Work to do: Lines that include the word "this" are the ones to copy.
— Start —
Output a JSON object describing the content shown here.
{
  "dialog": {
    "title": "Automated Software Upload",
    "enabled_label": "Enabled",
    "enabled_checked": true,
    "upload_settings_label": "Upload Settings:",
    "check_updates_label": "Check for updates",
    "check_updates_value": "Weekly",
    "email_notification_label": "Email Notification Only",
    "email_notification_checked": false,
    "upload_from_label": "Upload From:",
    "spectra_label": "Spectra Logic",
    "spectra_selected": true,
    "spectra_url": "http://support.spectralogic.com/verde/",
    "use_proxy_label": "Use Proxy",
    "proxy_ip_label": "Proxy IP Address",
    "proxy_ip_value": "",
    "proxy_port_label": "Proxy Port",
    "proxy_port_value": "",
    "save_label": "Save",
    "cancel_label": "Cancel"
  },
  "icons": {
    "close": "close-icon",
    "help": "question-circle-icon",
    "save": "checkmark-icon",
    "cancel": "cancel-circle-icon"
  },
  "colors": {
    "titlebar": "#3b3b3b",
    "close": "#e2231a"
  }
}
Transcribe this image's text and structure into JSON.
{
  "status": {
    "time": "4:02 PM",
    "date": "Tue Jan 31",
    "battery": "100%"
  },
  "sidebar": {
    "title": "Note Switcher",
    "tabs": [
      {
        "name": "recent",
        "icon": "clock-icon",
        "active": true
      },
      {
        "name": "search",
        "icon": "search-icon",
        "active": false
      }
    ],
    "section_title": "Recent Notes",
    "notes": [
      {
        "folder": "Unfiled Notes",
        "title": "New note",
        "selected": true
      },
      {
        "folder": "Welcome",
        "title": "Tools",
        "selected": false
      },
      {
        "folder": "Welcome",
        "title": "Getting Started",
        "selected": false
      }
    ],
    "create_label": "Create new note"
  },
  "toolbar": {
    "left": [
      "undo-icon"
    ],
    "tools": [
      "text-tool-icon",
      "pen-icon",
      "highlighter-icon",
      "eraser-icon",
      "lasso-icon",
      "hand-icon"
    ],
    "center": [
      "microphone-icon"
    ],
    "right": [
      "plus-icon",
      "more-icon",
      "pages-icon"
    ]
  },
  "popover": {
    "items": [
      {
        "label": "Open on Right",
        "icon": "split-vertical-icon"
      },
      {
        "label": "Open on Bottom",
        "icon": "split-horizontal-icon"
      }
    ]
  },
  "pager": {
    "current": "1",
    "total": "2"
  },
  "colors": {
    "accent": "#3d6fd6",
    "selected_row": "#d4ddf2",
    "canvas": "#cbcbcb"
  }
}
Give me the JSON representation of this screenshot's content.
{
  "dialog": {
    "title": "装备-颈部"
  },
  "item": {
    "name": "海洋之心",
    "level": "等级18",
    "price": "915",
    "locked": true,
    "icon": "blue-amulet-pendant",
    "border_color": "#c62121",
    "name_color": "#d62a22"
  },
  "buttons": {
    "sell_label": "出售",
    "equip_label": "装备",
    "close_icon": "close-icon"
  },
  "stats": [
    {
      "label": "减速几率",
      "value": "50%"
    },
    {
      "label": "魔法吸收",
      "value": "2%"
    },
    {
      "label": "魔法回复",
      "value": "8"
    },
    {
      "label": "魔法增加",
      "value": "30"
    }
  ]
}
— End —
Reply to the task:
Transcribe this image's text and structure into JSON.
Give me the JSON representation of this screenshot's content.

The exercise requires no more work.